[Saved data entries]
⁂

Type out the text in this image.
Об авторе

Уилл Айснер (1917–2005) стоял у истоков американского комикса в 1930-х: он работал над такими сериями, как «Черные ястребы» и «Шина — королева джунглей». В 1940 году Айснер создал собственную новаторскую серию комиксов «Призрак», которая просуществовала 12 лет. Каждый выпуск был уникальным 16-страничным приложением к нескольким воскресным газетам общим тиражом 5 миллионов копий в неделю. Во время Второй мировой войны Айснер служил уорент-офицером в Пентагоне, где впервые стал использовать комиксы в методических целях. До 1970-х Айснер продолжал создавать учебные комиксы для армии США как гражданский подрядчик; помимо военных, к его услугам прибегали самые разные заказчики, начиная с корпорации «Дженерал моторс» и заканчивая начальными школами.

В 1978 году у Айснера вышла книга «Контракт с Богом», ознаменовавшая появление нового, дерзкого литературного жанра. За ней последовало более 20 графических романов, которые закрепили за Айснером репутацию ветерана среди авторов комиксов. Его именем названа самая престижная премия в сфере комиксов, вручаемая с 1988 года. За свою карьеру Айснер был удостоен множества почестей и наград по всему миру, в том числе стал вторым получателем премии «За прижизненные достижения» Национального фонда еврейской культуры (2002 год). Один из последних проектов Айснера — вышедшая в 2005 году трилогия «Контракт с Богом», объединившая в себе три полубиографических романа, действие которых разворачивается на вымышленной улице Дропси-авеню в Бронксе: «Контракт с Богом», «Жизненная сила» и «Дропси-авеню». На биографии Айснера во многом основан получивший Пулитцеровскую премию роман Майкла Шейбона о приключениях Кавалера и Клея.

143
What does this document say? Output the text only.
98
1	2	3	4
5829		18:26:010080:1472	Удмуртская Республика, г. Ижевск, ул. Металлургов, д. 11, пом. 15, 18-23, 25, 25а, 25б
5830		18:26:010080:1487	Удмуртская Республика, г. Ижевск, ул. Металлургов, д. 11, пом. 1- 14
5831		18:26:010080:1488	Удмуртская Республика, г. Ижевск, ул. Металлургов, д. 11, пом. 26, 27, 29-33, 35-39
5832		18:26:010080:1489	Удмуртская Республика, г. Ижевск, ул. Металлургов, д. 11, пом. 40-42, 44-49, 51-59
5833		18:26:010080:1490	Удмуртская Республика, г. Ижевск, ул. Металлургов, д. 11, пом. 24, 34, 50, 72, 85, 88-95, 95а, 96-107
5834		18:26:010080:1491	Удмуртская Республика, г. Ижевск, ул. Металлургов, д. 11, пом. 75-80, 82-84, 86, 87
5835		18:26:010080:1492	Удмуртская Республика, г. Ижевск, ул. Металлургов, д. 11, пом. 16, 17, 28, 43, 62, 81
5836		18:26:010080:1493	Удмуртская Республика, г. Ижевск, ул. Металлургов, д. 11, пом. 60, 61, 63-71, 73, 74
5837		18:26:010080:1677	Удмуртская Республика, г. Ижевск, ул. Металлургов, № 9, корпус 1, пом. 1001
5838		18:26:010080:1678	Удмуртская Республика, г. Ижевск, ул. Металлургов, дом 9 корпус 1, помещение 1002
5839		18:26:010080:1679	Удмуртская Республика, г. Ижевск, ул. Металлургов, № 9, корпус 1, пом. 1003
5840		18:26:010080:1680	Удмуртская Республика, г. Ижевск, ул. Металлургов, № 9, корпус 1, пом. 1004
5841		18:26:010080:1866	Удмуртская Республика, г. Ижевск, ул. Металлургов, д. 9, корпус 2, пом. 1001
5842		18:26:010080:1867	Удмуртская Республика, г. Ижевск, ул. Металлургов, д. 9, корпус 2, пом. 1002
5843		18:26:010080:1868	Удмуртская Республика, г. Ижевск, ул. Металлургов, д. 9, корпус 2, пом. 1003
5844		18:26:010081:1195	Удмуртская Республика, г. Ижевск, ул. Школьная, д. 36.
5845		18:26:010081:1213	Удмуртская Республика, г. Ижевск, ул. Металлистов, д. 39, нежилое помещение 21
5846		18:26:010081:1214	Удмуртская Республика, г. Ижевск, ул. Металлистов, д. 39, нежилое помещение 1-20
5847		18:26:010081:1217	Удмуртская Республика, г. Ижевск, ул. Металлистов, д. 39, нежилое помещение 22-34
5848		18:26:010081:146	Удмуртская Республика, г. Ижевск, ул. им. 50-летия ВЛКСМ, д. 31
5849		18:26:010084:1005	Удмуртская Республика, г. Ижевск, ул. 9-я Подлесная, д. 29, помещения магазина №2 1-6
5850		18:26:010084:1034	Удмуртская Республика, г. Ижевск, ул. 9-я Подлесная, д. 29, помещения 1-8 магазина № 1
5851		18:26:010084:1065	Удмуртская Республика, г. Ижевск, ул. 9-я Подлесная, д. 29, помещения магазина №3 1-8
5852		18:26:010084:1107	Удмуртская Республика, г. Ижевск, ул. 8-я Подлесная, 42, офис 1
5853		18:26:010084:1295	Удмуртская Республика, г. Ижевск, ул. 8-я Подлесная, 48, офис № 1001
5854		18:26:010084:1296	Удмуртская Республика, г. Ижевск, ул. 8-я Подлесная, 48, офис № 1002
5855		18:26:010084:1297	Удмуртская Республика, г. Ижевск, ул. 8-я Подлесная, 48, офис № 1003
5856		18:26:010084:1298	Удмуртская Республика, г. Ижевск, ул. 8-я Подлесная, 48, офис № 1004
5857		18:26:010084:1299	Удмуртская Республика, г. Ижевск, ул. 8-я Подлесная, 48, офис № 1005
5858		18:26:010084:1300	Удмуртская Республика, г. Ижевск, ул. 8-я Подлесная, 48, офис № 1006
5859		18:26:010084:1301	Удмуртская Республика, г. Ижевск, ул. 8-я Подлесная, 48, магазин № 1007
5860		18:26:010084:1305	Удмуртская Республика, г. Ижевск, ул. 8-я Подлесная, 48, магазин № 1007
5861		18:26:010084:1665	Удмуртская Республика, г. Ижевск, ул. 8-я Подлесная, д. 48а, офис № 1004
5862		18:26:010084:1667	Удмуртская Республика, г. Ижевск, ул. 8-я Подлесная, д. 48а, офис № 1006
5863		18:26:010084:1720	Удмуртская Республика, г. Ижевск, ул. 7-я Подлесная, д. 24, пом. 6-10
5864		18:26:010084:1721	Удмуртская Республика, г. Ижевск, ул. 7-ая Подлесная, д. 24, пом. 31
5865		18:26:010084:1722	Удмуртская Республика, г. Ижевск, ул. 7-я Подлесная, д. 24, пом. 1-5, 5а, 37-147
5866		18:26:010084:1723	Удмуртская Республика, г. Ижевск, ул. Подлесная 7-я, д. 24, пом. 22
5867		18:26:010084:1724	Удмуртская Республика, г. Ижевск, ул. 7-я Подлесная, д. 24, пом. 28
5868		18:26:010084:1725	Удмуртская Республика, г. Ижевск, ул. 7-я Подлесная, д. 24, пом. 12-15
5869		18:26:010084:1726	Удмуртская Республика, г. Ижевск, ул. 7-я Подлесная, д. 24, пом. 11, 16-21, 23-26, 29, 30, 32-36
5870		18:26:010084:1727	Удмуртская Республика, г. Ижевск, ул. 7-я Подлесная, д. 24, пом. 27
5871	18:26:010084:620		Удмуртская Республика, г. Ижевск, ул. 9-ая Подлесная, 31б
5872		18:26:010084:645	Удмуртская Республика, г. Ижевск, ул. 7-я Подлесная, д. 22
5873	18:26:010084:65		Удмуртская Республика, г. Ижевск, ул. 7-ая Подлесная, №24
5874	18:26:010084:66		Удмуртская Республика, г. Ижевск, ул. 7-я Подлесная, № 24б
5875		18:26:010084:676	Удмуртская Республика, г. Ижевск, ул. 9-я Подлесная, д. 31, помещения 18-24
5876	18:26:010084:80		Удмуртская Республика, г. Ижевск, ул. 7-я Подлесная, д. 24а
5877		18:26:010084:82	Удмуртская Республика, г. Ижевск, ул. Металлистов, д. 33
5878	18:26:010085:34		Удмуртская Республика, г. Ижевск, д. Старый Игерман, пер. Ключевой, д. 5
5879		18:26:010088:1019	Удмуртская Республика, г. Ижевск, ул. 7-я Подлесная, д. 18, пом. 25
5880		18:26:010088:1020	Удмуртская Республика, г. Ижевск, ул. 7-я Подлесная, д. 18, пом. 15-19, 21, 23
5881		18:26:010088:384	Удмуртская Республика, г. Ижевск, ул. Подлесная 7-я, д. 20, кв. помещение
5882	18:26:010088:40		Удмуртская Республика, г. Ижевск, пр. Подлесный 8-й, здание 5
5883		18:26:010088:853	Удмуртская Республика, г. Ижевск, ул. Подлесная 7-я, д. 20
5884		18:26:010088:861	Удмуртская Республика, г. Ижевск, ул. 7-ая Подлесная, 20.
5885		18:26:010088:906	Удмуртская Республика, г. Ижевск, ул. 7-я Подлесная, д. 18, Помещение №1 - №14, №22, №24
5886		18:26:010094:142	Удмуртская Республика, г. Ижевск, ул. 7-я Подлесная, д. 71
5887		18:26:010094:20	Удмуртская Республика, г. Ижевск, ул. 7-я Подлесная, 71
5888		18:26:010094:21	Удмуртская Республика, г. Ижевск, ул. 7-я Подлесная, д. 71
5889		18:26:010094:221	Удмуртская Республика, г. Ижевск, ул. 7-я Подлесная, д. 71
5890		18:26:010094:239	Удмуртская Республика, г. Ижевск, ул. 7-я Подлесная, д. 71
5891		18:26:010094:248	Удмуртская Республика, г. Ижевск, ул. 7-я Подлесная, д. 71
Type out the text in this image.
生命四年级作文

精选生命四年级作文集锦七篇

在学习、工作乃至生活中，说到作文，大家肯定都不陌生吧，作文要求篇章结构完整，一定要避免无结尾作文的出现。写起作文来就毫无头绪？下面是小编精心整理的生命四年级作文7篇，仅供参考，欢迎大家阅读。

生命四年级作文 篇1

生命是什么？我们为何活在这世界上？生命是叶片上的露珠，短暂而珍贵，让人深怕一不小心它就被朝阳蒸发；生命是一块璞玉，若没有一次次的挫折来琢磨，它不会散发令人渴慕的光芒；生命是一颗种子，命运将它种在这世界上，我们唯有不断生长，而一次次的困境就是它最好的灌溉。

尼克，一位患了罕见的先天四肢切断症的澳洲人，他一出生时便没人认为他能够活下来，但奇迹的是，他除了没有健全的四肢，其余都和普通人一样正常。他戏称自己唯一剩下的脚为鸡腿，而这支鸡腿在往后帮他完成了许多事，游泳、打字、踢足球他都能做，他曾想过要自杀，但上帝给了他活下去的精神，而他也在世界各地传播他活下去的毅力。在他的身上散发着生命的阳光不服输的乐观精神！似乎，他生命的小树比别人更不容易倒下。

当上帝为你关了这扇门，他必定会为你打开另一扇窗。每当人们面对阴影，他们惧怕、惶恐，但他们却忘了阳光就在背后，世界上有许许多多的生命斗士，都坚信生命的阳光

⁂

## The task
Copy each line above that contains the word "Металлистов".

## Answer for this exercise
5845		18:26:010081:1213	Удмуртская Республика, г. Ижевск, ул. Металлистов, д. 39, нежилое помещение 21
5846		18:26:010081:1214	Удмуртская Республика, г. Ижевск, ул. Металлистов, д. 39, нежилое помещение 1-20
5847		18:26:010081:1217	Удмуртская Республика, г. Ижевск, ул. Металлистов, д. 39, нежилое помещение 22-34
5877		18:26:010084:82	Удмуртская Республика, г. Ижевск, ул. Металлистов, д. 33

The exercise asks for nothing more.